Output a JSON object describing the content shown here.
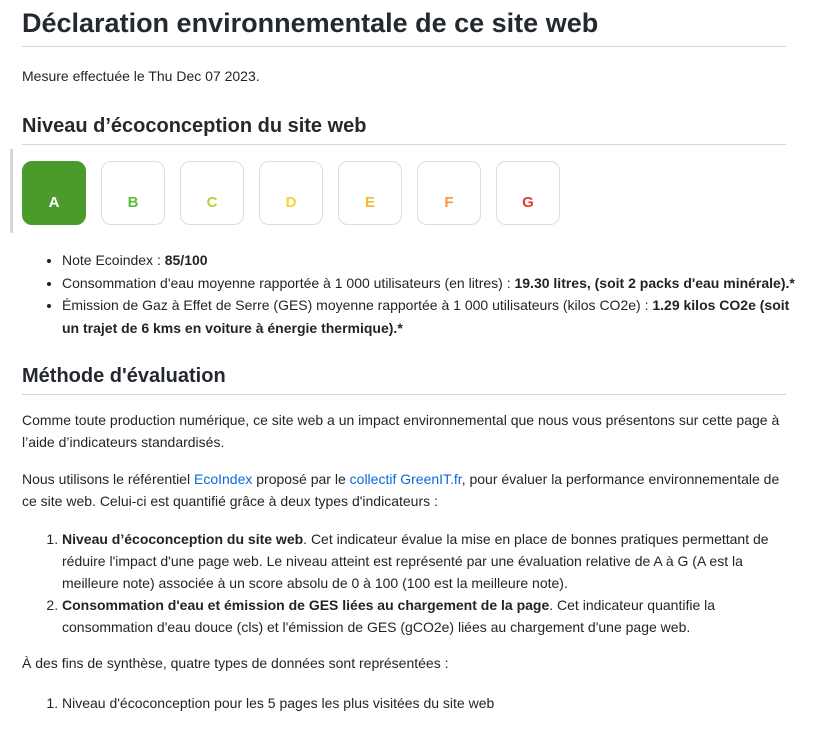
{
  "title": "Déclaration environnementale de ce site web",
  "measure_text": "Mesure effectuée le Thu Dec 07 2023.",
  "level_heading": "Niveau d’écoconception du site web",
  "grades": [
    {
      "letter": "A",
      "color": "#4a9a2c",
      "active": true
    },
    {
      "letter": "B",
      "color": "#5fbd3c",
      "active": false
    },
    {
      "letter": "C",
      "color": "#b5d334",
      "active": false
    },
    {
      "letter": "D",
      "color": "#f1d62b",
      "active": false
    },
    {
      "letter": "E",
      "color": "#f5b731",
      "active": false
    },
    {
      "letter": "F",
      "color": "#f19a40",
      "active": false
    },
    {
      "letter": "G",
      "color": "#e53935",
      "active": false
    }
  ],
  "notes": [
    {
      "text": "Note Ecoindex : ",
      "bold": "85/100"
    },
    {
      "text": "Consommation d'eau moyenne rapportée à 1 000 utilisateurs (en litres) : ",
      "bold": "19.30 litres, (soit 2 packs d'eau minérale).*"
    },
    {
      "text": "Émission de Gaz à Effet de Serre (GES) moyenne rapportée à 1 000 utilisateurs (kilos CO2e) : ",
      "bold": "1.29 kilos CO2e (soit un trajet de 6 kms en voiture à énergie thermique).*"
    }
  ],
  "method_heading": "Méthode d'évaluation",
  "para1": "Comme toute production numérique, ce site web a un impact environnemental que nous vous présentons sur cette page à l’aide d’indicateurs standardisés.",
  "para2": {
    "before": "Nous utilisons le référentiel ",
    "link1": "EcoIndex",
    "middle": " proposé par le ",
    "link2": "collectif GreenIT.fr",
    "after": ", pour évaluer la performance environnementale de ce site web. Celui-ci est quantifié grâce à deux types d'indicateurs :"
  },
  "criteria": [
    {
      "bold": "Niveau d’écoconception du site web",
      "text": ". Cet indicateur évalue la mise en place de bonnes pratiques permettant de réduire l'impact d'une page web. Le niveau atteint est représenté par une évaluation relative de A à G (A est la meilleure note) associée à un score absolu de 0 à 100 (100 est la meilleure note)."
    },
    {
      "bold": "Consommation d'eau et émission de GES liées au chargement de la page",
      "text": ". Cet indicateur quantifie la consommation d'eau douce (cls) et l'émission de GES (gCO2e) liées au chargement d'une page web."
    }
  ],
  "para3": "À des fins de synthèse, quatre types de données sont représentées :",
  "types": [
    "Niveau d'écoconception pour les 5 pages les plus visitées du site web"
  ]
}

==

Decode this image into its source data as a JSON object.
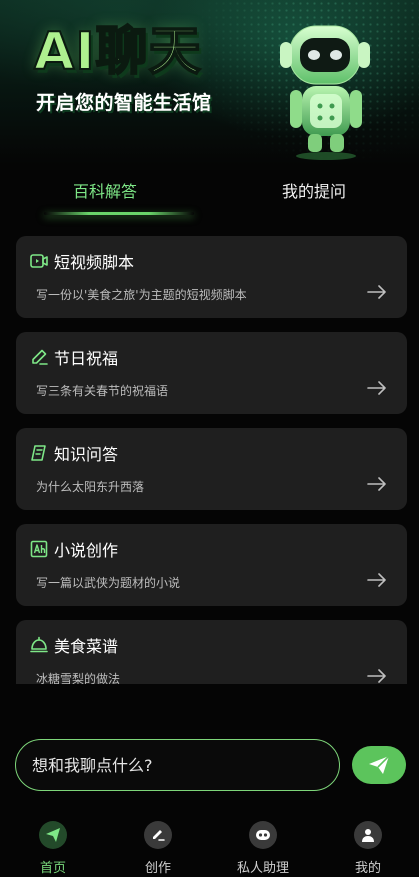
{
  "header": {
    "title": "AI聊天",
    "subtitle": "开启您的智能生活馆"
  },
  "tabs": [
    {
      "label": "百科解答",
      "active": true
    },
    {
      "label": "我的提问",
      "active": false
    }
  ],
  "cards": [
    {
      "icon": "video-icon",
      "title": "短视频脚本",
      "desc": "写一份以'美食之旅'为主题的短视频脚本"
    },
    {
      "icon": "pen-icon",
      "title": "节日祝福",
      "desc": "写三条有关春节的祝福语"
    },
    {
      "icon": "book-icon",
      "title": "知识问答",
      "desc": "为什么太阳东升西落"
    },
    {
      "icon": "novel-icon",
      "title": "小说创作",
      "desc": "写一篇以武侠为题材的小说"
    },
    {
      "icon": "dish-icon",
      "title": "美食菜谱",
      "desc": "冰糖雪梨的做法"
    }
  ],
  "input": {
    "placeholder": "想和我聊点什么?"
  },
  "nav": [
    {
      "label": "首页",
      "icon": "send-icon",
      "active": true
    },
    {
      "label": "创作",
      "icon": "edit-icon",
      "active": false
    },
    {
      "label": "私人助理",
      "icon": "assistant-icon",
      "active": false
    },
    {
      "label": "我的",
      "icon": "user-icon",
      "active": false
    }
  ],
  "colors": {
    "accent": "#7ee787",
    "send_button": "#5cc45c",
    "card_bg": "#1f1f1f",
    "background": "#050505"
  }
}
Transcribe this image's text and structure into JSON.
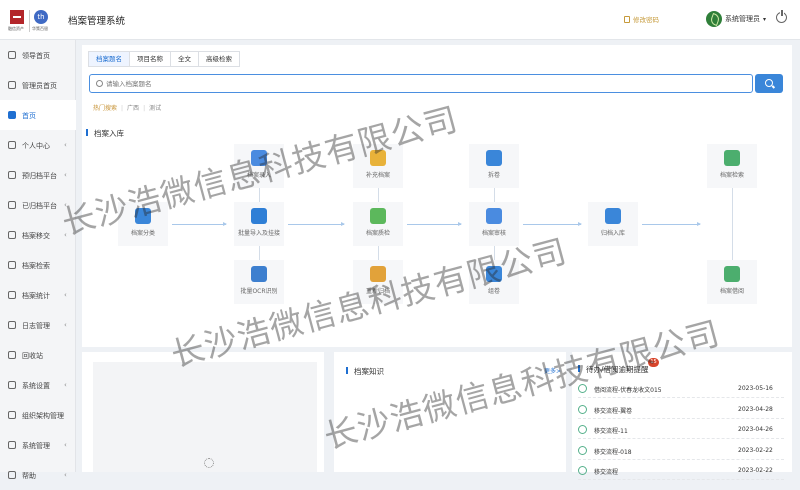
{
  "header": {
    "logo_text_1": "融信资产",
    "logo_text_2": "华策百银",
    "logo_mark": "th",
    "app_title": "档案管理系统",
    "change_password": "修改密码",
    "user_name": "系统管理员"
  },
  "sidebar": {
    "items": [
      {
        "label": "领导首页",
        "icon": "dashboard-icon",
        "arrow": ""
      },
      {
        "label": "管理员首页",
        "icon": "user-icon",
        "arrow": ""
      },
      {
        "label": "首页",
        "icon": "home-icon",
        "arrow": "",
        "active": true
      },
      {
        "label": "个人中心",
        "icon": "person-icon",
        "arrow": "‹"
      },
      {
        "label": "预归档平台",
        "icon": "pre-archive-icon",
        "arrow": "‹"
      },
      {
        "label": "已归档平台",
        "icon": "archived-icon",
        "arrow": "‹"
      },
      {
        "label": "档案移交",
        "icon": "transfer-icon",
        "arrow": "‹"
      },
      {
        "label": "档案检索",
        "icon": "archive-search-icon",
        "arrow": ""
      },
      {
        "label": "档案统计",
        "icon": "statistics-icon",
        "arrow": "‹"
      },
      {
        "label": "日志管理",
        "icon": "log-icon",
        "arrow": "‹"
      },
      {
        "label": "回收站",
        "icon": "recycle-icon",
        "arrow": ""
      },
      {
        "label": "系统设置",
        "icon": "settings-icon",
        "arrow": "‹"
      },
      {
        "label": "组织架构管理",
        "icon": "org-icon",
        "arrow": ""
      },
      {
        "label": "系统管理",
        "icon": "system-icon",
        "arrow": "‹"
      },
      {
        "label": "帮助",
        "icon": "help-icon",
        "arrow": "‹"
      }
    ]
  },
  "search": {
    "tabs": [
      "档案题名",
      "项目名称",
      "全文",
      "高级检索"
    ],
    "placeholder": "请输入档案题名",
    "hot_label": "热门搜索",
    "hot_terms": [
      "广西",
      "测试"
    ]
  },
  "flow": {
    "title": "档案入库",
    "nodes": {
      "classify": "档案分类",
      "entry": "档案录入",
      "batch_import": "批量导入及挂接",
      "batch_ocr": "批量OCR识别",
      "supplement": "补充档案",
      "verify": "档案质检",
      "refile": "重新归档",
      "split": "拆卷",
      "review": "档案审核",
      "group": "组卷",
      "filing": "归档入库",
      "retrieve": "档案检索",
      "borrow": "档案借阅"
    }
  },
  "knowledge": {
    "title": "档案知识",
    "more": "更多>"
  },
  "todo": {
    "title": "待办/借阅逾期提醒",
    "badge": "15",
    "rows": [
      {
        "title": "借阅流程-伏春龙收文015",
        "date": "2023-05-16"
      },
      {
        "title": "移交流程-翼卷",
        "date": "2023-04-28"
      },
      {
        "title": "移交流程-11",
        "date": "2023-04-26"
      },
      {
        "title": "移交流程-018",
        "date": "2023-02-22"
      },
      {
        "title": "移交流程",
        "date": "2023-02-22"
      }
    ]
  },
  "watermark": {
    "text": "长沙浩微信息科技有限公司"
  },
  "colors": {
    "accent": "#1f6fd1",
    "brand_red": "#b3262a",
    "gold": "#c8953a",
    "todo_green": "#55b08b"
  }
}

Directive:
Find each line with the string "soit" and copy it out.

Solution:
      "bold": "19.30 litres, (soit 2 packs d'eau minérale).*"
      "bold": "1.29 kilos CO2e (soit un trajet de 6 kms en voiture à énergie thermique).*"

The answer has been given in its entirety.